### Exercise instructions
Transcribe all the records with complete accuracy.

### Data rows

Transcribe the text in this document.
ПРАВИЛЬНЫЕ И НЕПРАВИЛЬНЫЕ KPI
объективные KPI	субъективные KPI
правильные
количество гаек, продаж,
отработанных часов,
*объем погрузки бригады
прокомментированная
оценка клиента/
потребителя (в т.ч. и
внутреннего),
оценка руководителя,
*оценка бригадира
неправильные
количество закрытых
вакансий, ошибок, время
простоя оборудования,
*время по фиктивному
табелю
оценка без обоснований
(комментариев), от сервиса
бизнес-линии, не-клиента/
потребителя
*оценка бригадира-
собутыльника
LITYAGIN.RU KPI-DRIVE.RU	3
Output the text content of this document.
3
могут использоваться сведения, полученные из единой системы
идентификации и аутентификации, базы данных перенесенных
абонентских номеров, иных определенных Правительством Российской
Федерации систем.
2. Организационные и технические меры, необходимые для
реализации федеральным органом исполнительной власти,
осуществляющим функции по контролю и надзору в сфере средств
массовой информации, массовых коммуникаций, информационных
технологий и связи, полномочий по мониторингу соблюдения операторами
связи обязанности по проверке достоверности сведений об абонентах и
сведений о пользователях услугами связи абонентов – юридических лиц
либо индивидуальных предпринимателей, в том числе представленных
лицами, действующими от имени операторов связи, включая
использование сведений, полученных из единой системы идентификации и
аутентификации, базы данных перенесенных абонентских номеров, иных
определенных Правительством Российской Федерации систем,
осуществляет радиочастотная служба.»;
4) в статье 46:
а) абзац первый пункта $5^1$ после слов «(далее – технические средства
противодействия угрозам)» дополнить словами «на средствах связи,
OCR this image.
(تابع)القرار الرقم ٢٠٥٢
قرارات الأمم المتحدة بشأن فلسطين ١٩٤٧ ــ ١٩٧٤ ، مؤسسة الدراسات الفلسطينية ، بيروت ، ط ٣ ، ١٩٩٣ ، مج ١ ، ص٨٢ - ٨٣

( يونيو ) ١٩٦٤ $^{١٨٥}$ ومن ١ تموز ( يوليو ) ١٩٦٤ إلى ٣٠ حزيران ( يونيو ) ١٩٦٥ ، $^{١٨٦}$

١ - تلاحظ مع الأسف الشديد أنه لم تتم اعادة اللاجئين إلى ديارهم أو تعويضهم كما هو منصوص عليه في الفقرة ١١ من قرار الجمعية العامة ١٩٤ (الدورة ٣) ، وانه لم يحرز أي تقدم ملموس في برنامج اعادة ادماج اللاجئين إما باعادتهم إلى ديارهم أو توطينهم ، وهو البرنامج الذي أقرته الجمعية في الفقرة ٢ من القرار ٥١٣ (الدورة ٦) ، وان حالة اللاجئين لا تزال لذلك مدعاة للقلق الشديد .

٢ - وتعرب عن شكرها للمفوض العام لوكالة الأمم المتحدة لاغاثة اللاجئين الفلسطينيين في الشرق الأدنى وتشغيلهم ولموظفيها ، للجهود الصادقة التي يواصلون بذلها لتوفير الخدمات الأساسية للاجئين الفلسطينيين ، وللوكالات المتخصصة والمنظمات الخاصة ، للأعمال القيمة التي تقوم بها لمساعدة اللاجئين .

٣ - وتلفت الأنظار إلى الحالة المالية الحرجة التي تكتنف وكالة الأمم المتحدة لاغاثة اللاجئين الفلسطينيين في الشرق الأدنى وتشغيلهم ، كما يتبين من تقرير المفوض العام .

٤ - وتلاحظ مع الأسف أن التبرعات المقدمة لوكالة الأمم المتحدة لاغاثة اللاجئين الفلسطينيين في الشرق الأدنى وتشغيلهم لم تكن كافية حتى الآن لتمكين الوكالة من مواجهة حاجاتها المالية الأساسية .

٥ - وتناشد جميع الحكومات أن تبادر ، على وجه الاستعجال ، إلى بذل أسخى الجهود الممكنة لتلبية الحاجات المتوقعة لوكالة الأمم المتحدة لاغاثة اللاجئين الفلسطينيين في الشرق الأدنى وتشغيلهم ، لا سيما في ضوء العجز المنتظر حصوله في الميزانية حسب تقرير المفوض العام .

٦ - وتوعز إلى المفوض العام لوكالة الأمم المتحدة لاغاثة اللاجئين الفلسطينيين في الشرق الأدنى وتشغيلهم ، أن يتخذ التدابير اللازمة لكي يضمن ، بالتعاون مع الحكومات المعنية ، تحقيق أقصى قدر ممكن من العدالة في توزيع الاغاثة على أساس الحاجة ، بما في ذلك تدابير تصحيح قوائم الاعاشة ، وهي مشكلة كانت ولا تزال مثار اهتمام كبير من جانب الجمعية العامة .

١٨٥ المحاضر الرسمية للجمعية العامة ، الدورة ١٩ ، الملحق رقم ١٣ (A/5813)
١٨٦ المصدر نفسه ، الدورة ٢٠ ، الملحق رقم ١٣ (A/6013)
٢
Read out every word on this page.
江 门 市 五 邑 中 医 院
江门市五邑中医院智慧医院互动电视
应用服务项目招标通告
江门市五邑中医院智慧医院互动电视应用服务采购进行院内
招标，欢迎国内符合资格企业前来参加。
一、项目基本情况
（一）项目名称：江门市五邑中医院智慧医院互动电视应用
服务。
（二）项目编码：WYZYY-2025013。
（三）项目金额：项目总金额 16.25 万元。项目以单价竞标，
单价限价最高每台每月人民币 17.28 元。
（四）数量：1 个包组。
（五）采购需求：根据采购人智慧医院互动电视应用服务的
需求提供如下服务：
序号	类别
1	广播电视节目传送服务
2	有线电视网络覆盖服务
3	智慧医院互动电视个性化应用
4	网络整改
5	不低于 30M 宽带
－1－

### Reply
Transcribe the text in this document.
ПРАВИЛЬНЫЕ И НЕПРАВИЛЬНЫЕ KPI
объективные KPI	субъективные KPI
правильные
количество гаек, продаж,
отработанных часов,
*объем погрузки бригады
прокомментированная
оценка клиента/
потребителя (в т.ч. и
внутреннего),
оценка руководителя,
*оценка бригадира
неправильные
количество закрытых
вакансий, ошибок, время
простоя оборудования,
*время по фиктивному
табелю
оценка без обоснований
(комментариев), от сервиса
бизнес-линии, не-клиента/
потребителя
*оценка бригадира-
собутыльника
LITYAGIN.RU KPI-DRIVE.RU	3
Output the text content of this document.
3
могут использоваться сведения, полученные из единой системы
идентификации и аутентификации, базы данных перенесенных
абонентских номеров, иных определенных Правительством Российской
Федерации систем.
2. Организационные и технические меры, необходимые для
реализации федеральным органом исполнительной власти,
осуществляющим функции по контролю и надзору в сфере средств
массовой информации, массовых коммуникаций, информационных
технологий и связи, полномочий по мониторингу соблюдения операторами
связи обязанности по проверке достоверности сведений об абонентах и
сведений о пользователях услугами связи абонентов – юридических лиц
либо индивидуальных предпринимателей, в том числе представленных
лицами, действующими от имени операторов связи, включая
использование сведений, полученных из единой системы идентификации и
аутентификации, базы данных перенесенных абонентских номеров, иных
определенных Правительством Российской Федерации систем,
осуществляет радиочастотная служба.»;
4) в статье 46:
а) абзац первый пункта $5^1$ после слов «(далее – технические средства
противодействия угрозам)» дополнить словами «на средствах связи,
OCR this image.
(تابع)القرار الرقم ٢٠٥٢
قرارات الأمم المتحدة بشأن فلسطين ١٩٤٧ ــ ١٩٧٤ ، مؤسسة الدراسات الفلسطينية ، بيروت ، ط ٣ ، ١٩٩٣ ، مج ١ ، ص٨٢ - ٨٣

( يونيو ) ١٩٦٤ $^{١٨٥}$ ومن ١ تموز ( يوليو ) ١٩٦٤ إلى ٣٠ حزيران ( يونيو ) ١٩٦٥ ، $^{١٨٦}$

١ - تلاحظ مع الأسف الشديد أنه لم تتم اعادة اللاجئين إلى ديارهم أو تعويضهم كما هو منصوص عليه في الفقرة ١١ من قرار الجمعية العامة ١٩٤ (الدورة ٣) ، وانه لم يحرز أي تقدم ملموس في برنامج اعادة ادماج اللاجئين إما باعادتهم إلى ديارهم أو توطينهم ، وهو البرنامج الذي أقرته الجمعية في الفقرة ٢ من القرار ٥١٣ (الدورة ٦) ، وان حالة اللاجئين لا تزال لذلك مدعاة للقلق الشديد .

٢ - وتعرب عن شكرها للمفوض العام لوكالة الأمم المتحدة لاغاثة اللاجئين الفلسطينيين في الشرق الأدنى وتشغيلهم ولموظفيها ، للجهود الصادقة التي يواصلون بذلها لتوفير الخدمات الأساسية للاجئين الفلسطينيين ، وللوكالات المتخصصة والمنظمات الخاصة ، للأعمال القيمة التي تقوم بها لمساعدة اللاجئين .

٣ - وتلفت الأنظار إلى الحالة المالية الحرجة التي تكتنف وكالة الأمم المتحدة لاغاثة اللاجئين الفلسطينيين في الشرق الأدنى وتشغيلهم ، كما يتبين من تقرير المفوض العام .

٤ - وتلاحظ مع الأسف أن التبرعات المقدمة لوكالة الأمم المتحدة لاغاثة اللاجئين الفلسطينيين في الشرق الأدنى وتشغيلهم لم تكن كافية حتى الآن لتمكين الوكالة من مواجهة حاجاتها المالية الأساسية .

٥ - وتناشد جميع الحكومات أن تبادر ، على وجه الاستعجال ، إلى بذل أسخى الجهود الممكنة لتلبية الحاجات المتوقعة لوكالة الأمم المتحدة لاغاثة اللاجئين الفلسطينيين في الشرق الأدنى وتشغيلهم ، لا سيما في ضوء العجز المنتظر حصوله في الميزانية حسب تقرير المفوض العام .

٦ - وتوعز إلى المفوض العام لوكالة الأمم المتحدة لاغاثة اللاجئين الفلسطينيين في الشرق الأدنى وتشغيلهم ، أن يتخذ التدابير اللازمة لكي يضمن ، بالتعاون مع الحكومات المعنية ، تحقيق أقصى قدر ممكن من العدالة في توزيع الاغاثة على أساس الحاجة ، بما في ذلك تدابير تصحيح قوائم الاعاشة ، وهي مشكلة كانت ولا تزال مثار اهتمام كبير من جانب الجمعية العامة .

١٨٥ المحاضر الرسمية للجمعية العامة ، الدورة ١٩ ، الملحق رقم ١٣ (A/5813)
١٨٦ المصدر نفسه ، الدورة ٢٠ ، الملحق رقم ١٣ (A/6013)
٢
Read out every word on this page.
江 门 市 五 邑 中 医 院
江门市五邑中医院智慧医院互动电视
应用服务项目招标通告
江门市五邑中医院智慧医院互动电视应用服务采购进行院内
招标，欢迎国内符合资格企业前来参加。
一、项目基本情况
（一）项目名称：江门市五邑中医院智慧医院互动电视应用
服务。
（二）项目编码：WYZYY-2025013。
（三）项目金额：项目总金额 16.25 万元。项目以单价竞标，
单价限价最高每台每月人民币 17.28 元。
（四）数量：1 个包组。
（五）采购需求：根据采购人智慧医院互动电视应用服务的
需求提供如下服务：
序号	类别
1	广播电视节目传送服务
2	有线电视网络覆盖服务
3	智慧医院互动电视个性化应用
4	网络整改
5	不低于 30M 宽带
－1－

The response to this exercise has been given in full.